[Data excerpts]

»»

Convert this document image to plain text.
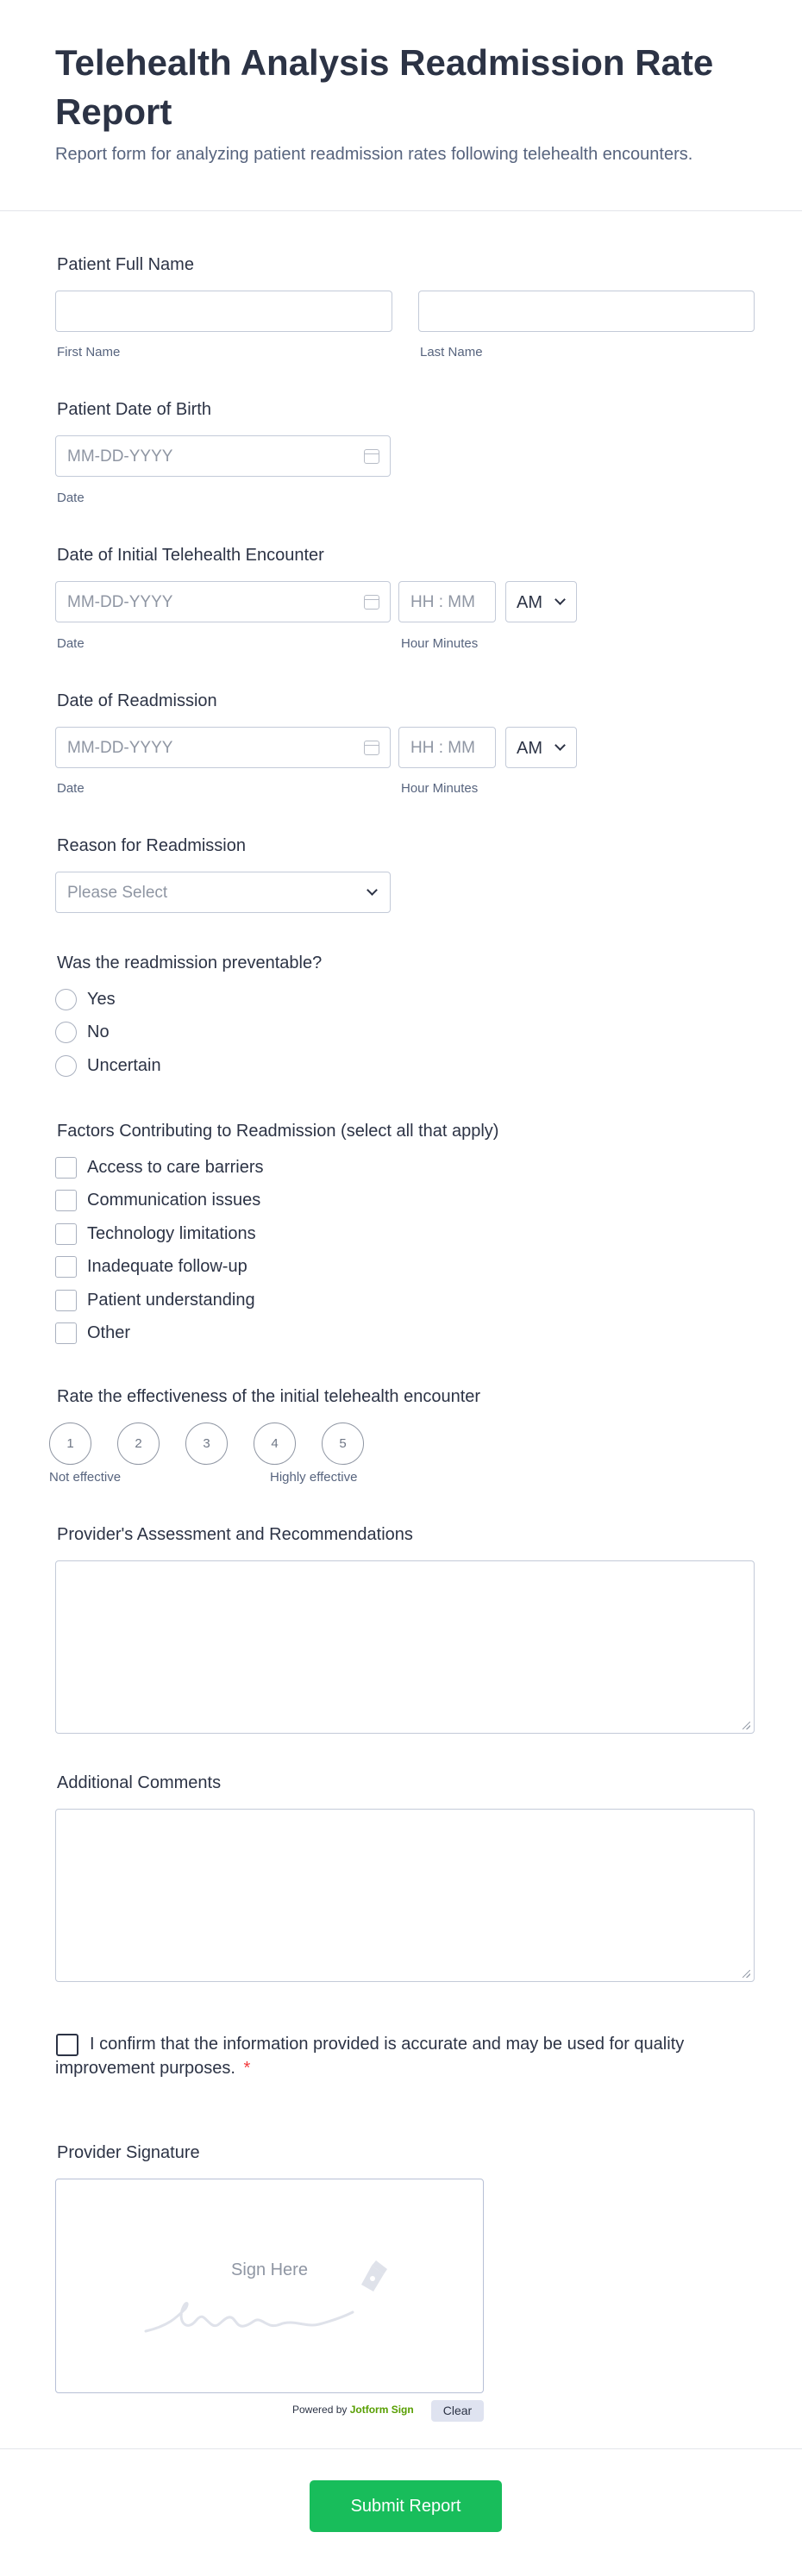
Telehealth Analysis Readmission Rate Report
Report form for analyzing patient readmission rates following telehealth encounters.
Patient Full Name
First Name	Last Name
Patient Date of Birth
MM-DD-YYYY
Date
Date of Initial Telehealth Encounter
MM-DD-YYYY	HH : MM AM
Date	Hour Minutes
Date of Readmission
MM-DD-YYYY	HH : MM AM
Date	Hour Minutes
Reason for Readmission
Please Select
Was the readmission preventable?
Yes
No
Uncertain
Factors Contributing to Readmission (select all that apply)
Access to care barriers
Communication issues
Technology limitations
Inadequate follow-up
Patient understanding
Other
Rate the effectiveness of the initial telehealth encounter
1	2	3	4	5
Not effective	Highly effective
Provider's Assessment and Recommendations
Additional Comments
I confirm that the information provided is accurate and may be used for quality improvement purposes. *
Provider Signature
Sign Here
Powered by Jotform Sign	Clear
Submit Report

««

- TASK BRIEF -
Only lines with "that" are wanted here; list each of them.

- CORRECT OUTPUT -
Factors Contributing to Readmission (select all that apply)
I confirm that the information provided is accurate and may be used for quality improvement purposes. *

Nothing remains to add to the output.